===== Data =====

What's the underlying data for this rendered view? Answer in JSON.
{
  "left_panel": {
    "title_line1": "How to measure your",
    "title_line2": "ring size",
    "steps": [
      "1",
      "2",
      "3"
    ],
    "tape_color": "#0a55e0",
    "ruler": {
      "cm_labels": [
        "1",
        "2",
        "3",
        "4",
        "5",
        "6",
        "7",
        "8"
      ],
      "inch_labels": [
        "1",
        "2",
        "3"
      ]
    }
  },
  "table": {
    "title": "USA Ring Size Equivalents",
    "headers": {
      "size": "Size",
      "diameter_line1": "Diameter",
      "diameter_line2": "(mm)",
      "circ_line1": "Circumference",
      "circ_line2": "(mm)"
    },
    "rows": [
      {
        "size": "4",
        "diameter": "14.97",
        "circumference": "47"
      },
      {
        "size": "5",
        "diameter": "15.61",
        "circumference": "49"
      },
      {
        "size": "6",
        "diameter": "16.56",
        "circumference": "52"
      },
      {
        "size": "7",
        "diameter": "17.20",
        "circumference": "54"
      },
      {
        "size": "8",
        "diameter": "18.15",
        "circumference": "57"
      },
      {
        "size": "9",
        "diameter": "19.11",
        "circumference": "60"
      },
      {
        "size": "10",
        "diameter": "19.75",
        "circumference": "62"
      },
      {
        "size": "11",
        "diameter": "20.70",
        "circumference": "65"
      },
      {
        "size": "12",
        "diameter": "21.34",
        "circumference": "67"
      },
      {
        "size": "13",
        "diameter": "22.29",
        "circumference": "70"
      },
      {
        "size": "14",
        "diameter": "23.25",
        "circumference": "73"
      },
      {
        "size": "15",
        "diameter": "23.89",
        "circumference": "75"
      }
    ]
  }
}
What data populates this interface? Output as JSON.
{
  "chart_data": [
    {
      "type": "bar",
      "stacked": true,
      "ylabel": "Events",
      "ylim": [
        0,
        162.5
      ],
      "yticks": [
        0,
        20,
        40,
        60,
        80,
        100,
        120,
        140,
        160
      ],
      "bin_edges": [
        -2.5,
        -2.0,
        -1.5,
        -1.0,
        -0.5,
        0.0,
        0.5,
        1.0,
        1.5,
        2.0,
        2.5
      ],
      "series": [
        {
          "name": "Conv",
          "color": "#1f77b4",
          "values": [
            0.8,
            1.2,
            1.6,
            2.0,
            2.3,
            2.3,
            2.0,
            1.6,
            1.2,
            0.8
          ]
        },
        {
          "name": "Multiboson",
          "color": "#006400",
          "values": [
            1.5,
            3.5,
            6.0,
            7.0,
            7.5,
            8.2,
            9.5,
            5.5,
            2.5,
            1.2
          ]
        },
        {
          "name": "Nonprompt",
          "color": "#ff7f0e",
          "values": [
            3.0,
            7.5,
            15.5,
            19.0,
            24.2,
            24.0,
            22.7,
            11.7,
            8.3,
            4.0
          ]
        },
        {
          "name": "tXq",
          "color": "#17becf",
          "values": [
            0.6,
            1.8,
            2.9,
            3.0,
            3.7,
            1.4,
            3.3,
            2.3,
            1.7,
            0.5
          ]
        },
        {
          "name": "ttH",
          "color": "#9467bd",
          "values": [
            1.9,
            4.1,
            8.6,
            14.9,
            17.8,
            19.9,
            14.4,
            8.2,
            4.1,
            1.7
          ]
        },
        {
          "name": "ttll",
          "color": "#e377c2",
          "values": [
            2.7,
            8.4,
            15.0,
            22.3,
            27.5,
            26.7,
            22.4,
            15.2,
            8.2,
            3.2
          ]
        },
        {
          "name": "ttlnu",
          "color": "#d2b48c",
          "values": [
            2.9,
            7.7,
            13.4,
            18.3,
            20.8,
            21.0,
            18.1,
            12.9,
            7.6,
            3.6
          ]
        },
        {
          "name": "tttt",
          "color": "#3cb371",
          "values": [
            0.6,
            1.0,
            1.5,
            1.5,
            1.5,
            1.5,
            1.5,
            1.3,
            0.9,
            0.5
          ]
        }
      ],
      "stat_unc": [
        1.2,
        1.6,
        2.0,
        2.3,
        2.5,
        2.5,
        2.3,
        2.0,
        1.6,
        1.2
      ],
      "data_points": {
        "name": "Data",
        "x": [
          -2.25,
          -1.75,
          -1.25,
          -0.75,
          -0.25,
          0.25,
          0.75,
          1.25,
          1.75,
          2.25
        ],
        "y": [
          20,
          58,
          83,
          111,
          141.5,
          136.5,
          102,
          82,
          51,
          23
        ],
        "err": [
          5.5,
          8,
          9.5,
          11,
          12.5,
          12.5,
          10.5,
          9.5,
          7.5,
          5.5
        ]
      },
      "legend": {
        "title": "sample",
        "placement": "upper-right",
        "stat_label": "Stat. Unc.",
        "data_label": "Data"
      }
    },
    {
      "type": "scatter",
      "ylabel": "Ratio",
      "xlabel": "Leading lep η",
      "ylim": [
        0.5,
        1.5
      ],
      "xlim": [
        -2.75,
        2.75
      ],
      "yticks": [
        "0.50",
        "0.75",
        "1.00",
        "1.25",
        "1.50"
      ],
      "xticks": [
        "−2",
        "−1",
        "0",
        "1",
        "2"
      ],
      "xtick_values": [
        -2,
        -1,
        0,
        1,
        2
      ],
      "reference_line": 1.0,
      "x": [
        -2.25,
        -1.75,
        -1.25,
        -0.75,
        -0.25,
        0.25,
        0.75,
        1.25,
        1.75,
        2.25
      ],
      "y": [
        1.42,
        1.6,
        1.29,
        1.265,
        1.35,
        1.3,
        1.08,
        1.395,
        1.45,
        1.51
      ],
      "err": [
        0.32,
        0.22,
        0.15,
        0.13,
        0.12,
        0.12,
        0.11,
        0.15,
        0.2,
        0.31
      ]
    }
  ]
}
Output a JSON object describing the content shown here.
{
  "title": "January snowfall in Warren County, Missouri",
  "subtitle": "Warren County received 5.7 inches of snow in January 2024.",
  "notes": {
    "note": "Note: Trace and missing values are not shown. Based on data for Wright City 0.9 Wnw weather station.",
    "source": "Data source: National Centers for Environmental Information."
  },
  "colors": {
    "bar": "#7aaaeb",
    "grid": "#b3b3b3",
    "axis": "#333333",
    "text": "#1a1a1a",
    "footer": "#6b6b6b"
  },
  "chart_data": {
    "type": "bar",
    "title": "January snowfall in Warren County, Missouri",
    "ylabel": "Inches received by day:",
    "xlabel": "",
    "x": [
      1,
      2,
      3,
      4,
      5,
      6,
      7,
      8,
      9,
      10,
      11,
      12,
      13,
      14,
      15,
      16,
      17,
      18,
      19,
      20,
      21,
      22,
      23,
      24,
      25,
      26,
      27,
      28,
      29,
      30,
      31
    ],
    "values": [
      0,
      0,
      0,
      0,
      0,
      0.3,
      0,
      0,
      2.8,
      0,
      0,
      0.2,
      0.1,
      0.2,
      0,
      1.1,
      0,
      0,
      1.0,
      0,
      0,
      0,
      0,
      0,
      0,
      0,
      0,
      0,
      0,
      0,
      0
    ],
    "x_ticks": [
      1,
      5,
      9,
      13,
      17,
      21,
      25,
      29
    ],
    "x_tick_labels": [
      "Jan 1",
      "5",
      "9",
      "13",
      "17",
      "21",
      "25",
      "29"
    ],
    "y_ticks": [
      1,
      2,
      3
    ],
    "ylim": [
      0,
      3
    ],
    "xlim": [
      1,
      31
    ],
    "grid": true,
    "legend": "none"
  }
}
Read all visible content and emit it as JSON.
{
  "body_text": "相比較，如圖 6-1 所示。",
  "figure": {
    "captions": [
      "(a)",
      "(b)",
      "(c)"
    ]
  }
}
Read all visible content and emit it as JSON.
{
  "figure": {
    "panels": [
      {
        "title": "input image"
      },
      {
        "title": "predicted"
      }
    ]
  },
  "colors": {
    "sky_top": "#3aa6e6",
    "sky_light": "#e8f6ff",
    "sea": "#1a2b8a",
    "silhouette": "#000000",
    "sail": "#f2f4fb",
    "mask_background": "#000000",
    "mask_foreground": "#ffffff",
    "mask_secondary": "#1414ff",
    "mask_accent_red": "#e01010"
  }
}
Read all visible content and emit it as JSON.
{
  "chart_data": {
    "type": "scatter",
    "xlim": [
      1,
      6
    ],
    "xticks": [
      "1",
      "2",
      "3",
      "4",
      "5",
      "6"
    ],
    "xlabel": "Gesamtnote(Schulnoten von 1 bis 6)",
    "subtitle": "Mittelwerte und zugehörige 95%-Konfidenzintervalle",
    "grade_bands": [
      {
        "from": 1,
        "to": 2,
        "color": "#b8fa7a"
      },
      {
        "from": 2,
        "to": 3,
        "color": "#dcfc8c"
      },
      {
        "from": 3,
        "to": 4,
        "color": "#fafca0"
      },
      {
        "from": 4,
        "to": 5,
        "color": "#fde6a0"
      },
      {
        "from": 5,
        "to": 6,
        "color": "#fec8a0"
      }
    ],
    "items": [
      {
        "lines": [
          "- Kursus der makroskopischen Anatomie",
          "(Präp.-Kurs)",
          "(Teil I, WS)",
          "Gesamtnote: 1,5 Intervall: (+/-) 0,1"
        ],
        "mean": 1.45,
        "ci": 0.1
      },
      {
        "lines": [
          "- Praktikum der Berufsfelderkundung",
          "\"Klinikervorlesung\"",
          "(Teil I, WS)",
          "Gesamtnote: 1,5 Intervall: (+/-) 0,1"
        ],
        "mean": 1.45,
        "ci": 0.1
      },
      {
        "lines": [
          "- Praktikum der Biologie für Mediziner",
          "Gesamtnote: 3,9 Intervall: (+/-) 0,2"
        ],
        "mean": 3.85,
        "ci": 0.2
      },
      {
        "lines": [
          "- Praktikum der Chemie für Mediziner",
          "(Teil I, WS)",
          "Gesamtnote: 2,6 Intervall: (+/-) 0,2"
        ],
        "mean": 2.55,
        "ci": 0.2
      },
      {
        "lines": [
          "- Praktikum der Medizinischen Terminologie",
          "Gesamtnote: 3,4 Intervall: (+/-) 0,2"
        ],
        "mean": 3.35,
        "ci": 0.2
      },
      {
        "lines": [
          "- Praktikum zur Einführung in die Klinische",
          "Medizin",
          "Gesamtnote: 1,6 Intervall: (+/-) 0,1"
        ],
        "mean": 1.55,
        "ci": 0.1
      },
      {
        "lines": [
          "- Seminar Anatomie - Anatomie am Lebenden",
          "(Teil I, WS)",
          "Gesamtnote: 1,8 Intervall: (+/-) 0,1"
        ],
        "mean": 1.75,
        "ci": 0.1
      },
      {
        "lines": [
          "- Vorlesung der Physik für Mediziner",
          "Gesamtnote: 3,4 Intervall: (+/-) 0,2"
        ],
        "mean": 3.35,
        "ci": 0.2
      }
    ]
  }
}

=====

▶ **What you are asked to do**: Pick each line holding the word "shown" out of the listing.

▶ **Written reply**:
Output a JSON object describing the content shown here.
    "note": "Note: Trace and missing values are not shown. Based on data for Wright City 0.9 Wnw weather station.",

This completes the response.